* Список заданий:
- A) Что, согласно фрагменту документа, инициирует развитие жизни в первый адаптационный период?
- B) Выпишите из фрагмента документа без изменений отрывок от слов «В этот период мы» до слов «свои индивидуальные способности.».
- C) Назовите все группы малышей, которые во фрагменте документа выделены по их происхождению.

* Фрагмент документа:

В этот период мы можем только помогать жизни раскрыться, и происходит это для всех одинаково. Для всех существует пер­вый адаптационный период, и для всех именно духовная сторона инициирует развитие жизни. И если в этот период оказывается помощь в соответствии с потребностями человеческой жизни, то польза от этого будет огромна, потому что каждый сможет потом лучше развить свои индивидуальные способности.

Следовательно, может быть только один способ обучения и обращения с крохотным младенцем. Если обучение должно на­чинаться с рождения, то это может быть обучение только одно­го вида. Нет смысла говорить о разных технологиях для индий­ских малышей, китайских малышей или европейских малышей, или делать различия для социальных классов. Мы можем гово­рить только об одном методе — том, который следует естест­венному раскрытию человека. У всех малышей одни и те же психологические потребности, и они проходят через одну и ту же череду событий на пути к становлению человека. Все мы должны пройти через одни и те же фазы роста.

* Исходные данные:
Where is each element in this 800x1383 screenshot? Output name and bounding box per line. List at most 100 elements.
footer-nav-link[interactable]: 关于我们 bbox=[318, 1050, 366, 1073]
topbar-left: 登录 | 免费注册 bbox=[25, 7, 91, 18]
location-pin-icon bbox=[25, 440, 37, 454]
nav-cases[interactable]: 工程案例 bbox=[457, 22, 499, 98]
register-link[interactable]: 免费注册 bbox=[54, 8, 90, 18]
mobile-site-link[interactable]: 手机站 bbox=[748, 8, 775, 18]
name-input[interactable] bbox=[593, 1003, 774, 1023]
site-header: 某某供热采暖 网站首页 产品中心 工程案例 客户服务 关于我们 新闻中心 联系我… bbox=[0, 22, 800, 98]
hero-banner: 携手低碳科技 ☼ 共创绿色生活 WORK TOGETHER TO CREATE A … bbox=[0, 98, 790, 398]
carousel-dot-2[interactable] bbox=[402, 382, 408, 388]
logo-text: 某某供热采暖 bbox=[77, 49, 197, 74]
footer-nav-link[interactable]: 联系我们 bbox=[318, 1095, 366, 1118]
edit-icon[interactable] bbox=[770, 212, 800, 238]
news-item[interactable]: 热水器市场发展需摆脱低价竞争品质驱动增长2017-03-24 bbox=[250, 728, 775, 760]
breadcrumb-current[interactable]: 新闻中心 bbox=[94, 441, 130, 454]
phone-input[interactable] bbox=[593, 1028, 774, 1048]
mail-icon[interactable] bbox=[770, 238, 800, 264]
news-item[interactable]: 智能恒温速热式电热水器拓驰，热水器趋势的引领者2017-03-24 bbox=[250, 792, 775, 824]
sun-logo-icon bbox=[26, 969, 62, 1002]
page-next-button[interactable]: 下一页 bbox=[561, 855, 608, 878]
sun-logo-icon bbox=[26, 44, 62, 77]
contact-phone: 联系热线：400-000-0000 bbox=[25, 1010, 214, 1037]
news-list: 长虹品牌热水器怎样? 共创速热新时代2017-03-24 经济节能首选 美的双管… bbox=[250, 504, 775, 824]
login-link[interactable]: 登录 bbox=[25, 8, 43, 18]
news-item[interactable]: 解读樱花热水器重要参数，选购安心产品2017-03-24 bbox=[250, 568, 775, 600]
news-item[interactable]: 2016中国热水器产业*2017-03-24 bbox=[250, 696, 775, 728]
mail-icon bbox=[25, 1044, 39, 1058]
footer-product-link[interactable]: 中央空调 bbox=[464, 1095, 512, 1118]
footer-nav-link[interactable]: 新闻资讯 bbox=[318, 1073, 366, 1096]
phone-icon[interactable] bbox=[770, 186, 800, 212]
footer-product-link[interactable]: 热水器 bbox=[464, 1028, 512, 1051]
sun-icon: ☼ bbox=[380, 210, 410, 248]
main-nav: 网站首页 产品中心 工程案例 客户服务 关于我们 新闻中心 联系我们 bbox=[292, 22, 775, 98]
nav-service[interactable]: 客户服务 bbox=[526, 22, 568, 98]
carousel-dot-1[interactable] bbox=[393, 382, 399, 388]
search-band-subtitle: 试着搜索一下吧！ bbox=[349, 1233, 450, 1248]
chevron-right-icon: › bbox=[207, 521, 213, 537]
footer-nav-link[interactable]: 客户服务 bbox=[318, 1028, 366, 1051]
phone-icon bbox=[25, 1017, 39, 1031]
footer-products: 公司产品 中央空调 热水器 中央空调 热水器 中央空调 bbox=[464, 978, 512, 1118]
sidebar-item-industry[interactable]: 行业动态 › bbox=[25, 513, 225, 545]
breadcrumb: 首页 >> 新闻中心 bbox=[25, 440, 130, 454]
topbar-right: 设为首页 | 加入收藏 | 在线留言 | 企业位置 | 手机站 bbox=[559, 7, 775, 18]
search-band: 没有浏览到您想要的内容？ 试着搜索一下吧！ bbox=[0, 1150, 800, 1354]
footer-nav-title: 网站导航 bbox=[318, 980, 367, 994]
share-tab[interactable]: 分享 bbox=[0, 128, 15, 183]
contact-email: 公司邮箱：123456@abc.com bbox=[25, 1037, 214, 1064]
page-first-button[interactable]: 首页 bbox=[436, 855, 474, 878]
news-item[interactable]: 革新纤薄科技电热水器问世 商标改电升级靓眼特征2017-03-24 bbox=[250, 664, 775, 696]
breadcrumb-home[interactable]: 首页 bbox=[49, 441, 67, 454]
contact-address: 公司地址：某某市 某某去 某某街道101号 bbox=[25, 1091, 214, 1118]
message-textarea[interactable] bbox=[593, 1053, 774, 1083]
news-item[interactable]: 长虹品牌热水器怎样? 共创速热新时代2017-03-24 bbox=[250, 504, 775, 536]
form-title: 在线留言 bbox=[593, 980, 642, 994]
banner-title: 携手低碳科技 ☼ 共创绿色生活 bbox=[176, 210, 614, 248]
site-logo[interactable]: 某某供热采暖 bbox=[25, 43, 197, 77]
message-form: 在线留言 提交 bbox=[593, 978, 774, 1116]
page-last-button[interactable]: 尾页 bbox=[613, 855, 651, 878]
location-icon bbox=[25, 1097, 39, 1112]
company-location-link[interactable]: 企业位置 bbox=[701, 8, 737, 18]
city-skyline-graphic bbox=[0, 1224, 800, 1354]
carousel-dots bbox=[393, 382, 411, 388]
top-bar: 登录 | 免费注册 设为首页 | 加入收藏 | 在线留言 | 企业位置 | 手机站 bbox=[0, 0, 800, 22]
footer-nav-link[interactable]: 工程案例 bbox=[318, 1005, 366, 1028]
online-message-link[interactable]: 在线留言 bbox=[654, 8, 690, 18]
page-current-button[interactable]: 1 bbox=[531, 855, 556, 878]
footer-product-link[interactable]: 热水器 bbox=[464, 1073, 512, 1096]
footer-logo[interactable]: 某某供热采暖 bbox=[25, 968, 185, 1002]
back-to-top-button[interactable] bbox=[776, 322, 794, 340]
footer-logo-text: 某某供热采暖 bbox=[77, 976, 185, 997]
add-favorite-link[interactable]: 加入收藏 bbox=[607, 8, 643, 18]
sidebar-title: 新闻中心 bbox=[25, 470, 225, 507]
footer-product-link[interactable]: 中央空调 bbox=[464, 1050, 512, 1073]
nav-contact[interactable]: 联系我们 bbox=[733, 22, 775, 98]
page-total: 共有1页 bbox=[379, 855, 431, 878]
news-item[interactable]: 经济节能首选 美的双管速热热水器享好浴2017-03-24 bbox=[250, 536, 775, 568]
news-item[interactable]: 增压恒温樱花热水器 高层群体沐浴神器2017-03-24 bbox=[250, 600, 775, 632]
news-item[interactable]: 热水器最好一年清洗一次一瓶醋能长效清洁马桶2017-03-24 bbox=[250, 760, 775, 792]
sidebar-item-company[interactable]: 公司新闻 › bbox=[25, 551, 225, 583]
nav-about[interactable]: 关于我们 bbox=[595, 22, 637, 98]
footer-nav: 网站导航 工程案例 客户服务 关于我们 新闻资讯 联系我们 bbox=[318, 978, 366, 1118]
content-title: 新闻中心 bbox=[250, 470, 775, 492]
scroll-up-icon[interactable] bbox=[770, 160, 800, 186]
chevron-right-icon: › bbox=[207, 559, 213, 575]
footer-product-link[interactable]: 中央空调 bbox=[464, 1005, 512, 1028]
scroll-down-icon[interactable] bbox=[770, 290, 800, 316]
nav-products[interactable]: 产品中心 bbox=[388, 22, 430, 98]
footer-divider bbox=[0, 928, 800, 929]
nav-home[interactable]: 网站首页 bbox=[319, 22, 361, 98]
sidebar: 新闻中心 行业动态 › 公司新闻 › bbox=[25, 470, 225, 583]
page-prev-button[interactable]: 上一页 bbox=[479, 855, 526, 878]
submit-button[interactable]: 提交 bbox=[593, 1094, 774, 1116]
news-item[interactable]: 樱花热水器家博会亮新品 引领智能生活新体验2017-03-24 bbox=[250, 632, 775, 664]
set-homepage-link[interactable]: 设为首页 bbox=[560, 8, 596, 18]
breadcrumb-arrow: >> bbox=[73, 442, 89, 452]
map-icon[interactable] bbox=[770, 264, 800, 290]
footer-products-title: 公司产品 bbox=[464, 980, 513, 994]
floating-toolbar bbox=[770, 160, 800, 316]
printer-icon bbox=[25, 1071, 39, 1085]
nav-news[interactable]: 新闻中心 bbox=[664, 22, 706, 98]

* Результаты:
- A) Духовная сторона.

- B)
В этот период мы можем только помогать жизни раскрыться, и происходит это для всех одинаково. Для всех существует пер­вый адаптационный период, и для всех именно духовная сторона инициирует развитие жизни. И если в этот период оказывается помощь в соответствии с потребностями человеческой жизни, то польза от этого будет огромна, потому что каждый сможет потом лучше развить свои индивидуальные способности.

- C) Индийские малыши, китайские малыши, европейские малыши.